**WRITTEN INSTRUCTION**.
Give the number of lines in this listing that contain the word "язык", and nothing else.

+ + + + + + +

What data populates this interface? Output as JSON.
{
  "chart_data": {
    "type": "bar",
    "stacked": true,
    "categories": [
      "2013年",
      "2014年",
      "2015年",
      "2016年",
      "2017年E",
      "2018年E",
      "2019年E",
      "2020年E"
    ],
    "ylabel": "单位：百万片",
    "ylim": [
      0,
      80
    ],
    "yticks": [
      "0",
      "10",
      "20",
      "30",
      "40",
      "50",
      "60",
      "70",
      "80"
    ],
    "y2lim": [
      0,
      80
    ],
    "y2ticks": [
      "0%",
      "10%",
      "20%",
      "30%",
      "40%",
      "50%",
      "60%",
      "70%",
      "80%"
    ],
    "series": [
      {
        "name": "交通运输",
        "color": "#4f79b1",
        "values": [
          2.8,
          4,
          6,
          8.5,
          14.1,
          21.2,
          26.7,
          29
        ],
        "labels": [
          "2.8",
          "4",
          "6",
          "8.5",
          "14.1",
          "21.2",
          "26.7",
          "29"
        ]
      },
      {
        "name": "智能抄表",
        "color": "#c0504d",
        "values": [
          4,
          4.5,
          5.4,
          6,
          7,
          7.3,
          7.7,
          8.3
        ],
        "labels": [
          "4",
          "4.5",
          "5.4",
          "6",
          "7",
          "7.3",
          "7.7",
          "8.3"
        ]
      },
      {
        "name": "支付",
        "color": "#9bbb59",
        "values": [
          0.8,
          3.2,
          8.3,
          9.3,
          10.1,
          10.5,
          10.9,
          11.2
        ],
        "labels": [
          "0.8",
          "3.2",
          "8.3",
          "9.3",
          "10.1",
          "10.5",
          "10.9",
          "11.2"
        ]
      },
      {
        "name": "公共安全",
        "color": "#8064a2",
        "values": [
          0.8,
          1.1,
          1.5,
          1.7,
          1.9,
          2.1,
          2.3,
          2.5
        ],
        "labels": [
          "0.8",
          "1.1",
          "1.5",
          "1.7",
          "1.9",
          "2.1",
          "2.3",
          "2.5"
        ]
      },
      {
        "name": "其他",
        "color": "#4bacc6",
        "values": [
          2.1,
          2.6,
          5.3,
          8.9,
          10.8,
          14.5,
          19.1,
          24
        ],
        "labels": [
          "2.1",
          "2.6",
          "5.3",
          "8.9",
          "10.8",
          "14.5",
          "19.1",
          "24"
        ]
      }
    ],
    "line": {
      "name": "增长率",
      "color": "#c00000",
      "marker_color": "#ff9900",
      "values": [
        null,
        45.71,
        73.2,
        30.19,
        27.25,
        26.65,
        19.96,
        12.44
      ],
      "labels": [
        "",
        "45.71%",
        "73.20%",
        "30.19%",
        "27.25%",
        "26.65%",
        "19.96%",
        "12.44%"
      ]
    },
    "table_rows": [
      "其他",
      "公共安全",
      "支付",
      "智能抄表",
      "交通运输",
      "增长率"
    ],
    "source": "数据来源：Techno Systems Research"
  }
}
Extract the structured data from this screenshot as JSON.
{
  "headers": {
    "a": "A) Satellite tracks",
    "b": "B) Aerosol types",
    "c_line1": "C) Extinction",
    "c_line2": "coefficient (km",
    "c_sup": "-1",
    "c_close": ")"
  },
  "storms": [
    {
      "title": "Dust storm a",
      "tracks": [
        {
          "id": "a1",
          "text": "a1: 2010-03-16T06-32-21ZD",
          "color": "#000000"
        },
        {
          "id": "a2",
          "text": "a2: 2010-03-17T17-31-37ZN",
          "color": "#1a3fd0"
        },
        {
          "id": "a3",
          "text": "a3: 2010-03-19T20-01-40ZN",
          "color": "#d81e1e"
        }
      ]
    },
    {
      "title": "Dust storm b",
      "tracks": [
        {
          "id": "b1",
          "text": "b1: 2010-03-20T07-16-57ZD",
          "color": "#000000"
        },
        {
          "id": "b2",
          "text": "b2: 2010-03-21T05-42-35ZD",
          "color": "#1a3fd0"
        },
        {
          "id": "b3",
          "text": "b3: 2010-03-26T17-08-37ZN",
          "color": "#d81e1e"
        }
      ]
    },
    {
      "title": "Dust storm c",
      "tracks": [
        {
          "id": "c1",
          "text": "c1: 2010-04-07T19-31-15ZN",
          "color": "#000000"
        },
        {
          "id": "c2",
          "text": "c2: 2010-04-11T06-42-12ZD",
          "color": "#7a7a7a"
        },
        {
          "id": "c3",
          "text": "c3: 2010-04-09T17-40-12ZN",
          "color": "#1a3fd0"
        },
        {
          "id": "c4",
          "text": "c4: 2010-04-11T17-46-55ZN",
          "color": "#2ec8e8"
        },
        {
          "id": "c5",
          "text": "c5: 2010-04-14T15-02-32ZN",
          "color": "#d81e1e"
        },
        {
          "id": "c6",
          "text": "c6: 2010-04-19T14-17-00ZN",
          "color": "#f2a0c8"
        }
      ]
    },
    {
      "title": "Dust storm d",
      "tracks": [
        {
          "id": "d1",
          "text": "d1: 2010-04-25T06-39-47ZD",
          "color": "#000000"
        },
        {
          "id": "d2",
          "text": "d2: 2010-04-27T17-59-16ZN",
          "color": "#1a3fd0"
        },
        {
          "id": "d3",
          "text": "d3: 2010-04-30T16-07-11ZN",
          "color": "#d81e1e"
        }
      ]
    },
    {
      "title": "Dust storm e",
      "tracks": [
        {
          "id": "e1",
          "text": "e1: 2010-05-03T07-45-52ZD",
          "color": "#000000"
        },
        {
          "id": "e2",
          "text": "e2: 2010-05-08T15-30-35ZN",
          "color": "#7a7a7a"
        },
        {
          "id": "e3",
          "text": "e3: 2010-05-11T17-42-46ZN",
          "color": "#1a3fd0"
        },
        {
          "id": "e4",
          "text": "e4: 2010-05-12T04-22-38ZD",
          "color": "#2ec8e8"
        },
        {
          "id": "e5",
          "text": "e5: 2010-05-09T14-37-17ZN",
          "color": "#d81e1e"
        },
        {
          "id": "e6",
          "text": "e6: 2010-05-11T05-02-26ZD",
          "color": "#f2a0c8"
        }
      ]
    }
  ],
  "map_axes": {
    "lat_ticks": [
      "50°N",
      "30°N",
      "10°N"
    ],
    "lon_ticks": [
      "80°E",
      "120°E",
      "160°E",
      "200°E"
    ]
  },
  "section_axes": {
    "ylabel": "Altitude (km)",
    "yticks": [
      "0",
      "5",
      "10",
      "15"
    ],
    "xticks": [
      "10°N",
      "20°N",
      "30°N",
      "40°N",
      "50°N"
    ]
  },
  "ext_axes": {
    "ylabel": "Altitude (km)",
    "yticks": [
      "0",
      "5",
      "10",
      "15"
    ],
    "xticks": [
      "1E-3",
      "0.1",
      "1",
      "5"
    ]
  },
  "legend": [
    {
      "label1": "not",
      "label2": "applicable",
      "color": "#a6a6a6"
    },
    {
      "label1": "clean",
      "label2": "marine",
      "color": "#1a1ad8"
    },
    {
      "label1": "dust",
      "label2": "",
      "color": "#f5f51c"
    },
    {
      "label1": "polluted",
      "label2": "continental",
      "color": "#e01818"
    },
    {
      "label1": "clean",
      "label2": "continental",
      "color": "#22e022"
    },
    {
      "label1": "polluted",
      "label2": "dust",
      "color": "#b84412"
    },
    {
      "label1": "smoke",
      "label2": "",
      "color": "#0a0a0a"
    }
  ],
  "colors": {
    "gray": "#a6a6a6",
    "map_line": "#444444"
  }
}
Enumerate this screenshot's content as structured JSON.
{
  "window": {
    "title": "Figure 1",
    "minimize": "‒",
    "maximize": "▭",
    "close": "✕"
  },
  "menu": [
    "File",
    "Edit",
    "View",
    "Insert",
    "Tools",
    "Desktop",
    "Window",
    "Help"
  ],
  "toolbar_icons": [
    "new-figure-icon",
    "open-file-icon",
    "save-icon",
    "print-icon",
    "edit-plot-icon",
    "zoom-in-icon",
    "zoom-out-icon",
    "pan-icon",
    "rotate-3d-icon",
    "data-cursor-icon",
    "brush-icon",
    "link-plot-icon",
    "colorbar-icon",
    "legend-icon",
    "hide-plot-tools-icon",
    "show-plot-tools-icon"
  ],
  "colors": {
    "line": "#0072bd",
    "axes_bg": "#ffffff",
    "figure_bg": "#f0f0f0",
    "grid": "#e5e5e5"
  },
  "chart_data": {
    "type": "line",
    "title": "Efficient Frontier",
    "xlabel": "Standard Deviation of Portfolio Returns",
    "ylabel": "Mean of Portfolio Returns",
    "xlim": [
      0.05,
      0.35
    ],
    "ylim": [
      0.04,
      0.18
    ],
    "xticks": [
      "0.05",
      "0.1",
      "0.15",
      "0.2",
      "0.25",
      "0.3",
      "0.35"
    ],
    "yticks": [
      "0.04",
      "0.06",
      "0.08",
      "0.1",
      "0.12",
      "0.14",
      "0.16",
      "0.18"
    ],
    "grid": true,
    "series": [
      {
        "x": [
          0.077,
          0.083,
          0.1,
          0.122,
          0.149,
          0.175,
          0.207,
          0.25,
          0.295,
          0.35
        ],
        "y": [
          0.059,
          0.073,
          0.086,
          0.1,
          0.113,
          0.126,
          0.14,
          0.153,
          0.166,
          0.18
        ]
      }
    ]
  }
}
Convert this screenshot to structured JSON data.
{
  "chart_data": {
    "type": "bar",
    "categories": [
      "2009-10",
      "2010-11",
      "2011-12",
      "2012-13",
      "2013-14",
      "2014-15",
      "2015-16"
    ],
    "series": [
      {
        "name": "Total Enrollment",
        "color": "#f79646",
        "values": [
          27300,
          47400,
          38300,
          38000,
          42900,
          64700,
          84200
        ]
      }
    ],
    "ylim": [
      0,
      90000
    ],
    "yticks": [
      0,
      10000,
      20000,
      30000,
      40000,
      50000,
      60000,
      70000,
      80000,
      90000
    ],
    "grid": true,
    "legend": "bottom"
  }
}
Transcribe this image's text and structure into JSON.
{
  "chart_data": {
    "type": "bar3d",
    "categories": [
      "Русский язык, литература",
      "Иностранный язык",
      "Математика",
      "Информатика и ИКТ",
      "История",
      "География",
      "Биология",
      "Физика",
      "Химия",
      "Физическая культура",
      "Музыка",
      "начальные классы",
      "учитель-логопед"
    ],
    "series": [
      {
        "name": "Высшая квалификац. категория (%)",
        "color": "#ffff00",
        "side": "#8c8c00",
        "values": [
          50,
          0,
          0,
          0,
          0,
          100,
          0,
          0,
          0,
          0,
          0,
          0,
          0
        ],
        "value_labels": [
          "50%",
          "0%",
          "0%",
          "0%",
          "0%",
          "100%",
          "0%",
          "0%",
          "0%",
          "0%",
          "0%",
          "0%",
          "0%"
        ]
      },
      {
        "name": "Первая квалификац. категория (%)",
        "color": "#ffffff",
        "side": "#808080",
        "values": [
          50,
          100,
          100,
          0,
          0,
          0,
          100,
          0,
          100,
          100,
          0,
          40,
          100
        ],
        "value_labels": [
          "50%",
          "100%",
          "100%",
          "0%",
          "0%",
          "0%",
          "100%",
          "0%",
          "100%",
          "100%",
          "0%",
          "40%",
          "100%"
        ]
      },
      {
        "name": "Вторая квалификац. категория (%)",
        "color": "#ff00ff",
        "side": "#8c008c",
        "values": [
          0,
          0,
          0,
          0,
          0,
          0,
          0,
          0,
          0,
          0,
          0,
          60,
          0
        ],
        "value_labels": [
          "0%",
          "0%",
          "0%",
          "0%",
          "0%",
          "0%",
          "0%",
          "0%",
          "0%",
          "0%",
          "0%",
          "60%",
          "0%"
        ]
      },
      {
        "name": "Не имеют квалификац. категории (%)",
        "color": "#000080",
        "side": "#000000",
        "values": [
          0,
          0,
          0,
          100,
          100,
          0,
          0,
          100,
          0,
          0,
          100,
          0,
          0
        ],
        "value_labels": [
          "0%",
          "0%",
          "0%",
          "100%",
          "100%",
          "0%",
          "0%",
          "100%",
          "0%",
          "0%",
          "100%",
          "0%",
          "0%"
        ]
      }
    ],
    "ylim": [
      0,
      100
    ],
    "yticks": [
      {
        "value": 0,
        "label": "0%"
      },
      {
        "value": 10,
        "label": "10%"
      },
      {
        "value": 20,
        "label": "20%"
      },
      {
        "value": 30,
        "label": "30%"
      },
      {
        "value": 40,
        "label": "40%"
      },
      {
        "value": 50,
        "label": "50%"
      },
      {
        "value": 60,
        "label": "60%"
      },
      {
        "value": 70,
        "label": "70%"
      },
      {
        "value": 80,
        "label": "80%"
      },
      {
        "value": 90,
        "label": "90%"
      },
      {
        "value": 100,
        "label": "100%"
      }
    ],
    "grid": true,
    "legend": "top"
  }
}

+ + + + + + +

**IN RESPONSE**.
2